WHAT TO DO:
Return the lines beginning at the one that contains "OCR this image." and continuing to the end of the entries, including both ends, exactly as written and nothing else.

"""

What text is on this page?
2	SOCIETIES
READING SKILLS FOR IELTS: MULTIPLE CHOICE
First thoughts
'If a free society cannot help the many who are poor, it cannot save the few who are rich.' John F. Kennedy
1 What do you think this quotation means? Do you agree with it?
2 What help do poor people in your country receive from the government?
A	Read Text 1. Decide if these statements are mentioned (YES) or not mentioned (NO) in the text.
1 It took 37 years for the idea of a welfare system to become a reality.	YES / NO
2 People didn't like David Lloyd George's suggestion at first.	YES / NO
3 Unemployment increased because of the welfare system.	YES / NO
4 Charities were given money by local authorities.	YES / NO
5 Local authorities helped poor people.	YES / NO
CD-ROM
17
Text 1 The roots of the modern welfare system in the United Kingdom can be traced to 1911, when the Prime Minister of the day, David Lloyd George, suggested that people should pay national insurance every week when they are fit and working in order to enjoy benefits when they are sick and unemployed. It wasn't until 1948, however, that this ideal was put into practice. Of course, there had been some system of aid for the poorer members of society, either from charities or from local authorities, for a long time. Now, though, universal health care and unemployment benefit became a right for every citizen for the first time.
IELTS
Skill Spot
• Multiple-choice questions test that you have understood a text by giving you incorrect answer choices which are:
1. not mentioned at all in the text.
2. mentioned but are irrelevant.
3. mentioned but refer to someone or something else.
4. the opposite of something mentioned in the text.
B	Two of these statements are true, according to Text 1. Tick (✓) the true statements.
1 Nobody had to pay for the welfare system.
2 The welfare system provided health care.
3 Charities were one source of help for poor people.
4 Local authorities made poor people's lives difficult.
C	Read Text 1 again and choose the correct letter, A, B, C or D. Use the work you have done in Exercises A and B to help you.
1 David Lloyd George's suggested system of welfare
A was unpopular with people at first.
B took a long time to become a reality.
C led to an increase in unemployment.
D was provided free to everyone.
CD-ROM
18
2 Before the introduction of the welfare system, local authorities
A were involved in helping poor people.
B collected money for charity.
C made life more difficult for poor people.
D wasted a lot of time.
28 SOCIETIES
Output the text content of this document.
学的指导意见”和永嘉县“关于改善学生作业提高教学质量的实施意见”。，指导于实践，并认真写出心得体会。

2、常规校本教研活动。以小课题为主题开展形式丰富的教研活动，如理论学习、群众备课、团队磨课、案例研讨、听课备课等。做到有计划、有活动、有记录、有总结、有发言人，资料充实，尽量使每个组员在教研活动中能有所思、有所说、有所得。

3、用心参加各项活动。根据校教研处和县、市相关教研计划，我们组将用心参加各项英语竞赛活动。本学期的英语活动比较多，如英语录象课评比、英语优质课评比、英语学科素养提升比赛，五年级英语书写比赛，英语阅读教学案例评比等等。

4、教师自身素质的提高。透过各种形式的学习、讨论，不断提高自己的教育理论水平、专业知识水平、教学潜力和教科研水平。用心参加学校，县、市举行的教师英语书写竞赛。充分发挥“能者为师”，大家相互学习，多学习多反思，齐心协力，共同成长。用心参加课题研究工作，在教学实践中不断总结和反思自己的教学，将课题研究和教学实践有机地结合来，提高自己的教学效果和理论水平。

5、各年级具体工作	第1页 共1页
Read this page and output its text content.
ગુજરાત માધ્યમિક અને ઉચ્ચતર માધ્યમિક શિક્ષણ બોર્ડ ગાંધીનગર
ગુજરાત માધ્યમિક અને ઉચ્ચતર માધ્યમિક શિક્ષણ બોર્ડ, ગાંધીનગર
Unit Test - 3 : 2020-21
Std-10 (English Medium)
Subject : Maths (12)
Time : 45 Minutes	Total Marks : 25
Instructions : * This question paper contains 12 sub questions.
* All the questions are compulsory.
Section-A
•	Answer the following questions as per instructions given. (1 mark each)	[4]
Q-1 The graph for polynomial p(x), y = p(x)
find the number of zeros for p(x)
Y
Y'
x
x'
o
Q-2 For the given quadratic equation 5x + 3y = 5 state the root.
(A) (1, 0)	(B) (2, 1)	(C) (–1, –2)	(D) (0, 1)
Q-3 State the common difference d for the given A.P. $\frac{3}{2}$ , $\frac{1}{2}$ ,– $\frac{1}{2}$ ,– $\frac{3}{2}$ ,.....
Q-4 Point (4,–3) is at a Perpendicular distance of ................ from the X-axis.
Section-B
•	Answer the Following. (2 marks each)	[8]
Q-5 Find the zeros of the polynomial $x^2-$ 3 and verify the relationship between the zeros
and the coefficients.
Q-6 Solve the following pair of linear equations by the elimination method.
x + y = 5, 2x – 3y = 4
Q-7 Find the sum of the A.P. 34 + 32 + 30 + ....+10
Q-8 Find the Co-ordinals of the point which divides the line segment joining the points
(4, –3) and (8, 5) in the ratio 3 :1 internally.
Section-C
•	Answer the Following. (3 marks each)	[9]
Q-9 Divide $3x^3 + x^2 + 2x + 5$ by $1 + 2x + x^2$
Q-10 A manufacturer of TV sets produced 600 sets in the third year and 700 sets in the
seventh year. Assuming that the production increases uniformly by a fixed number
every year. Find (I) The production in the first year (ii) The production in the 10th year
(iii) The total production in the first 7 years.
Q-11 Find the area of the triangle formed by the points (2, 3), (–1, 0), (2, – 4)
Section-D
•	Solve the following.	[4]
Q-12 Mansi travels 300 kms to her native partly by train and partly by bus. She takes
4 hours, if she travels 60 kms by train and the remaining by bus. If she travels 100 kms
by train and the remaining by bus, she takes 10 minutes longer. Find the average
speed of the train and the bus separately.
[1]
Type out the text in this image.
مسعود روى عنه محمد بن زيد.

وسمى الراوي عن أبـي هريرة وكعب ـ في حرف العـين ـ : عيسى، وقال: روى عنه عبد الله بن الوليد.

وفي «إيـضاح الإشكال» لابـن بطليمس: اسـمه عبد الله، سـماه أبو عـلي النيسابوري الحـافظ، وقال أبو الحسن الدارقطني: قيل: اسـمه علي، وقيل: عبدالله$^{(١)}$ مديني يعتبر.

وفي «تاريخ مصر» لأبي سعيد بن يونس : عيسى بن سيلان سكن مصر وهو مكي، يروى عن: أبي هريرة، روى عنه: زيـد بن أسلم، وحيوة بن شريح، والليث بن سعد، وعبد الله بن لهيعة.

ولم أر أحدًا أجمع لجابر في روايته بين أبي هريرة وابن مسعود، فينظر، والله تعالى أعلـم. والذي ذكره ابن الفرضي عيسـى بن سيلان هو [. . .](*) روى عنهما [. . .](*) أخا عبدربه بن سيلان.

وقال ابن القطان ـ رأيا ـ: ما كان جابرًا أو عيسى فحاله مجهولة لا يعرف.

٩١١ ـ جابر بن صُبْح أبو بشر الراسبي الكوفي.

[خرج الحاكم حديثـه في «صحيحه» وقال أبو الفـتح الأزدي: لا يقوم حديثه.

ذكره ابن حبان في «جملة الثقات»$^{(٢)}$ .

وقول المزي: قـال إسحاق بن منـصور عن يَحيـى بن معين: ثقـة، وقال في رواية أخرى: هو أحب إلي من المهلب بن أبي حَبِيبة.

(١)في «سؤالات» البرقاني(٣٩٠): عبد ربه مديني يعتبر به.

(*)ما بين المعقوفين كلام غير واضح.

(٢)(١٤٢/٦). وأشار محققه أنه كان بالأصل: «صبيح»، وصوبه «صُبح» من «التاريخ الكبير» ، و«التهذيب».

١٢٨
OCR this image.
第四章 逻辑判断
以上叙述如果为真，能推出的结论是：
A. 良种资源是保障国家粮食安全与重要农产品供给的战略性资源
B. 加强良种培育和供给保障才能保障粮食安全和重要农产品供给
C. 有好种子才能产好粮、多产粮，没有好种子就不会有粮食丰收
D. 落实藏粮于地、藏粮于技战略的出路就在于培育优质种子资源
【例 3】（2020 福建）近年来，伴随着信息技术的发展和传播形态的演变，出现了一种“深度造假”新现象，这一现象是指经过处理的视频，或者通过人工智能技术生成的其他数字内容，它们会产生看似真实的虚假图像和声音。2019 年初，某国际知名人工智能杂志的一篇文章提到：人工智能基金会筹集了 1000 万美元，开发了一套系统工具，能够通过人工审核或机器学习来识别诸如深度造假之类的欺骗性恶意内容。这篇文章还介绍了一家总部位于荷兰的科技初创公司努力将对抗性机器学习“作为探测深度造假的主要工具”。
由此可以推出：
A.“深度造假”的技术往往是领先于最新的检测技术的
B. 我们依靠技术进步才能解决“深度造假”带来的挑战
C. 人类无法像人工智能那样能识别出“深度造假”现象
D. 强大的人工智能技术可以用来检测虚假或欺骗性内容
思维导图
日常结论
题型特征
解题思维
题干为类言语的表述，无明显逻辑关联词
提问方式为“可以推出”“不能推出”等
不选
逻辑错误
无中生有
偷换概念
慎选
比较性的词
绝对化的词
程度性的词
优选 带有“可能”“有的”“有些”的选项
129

"""

THE OUTPUT:
OCR this image.
第四章 逻辑判断
以上叙述如果为真，能推出的结论是：
A. 良种资源是保障国家粮食安全与重要农产品供给的战略性资源
B. 加强良种培育和供给保障才能保障粮食安全和重要农产品供给
C. 有好种子才能产好粮、多产粮，没有好种子就不会有粮食丰收
D. 落实藏粮于地、藏粮于技战略的出路就在于培育优质种子资源
【例 3】（2020 福建）近年来，伴随着信息技术的发展和传播形态的演变，出现了一种“深度造假”新现象，这一现象是指经过处理的视频，或者通过人工智能技术生成的其他数字内容，它们会产生看似真实的虚假图像和声音。2019 年初，某国际知名人工智能杂志的一篇文章提到：人工智能基金会筹集了 1000 万美元，开发了一套系统工具，能够通过人工审核或机器学习来识别诸如深度造假之类的欺骗性恶意内容。这篇文章还介绍了一家总部位于荷兰的科技初创公司努力将对抗性机器学习“作为探测深度造假的主要工具”。
由此可以推出：
A.“深度造假”的技术往往是领先于最新的检测技术的
B. 我们依靠技术进步才能解决“深度造假”带来的挑战
C. 人类无法像人工智能那样能识别出“深度造假”现象
D. 强大的人工智能技术可以用来检测虚假或欺骗性内容
思维导图
日常结论
题型特征
解题思维
题干为类言语的表述，无明显逻辑关联词
提问方式为“可以推出”“不能推出”等
不选
逻辑错误
无中生有
偷换概念
慎选
比较性的词
绝对化的词
程度性的词
优选 带有“可能”“有的”“有些”的选项
129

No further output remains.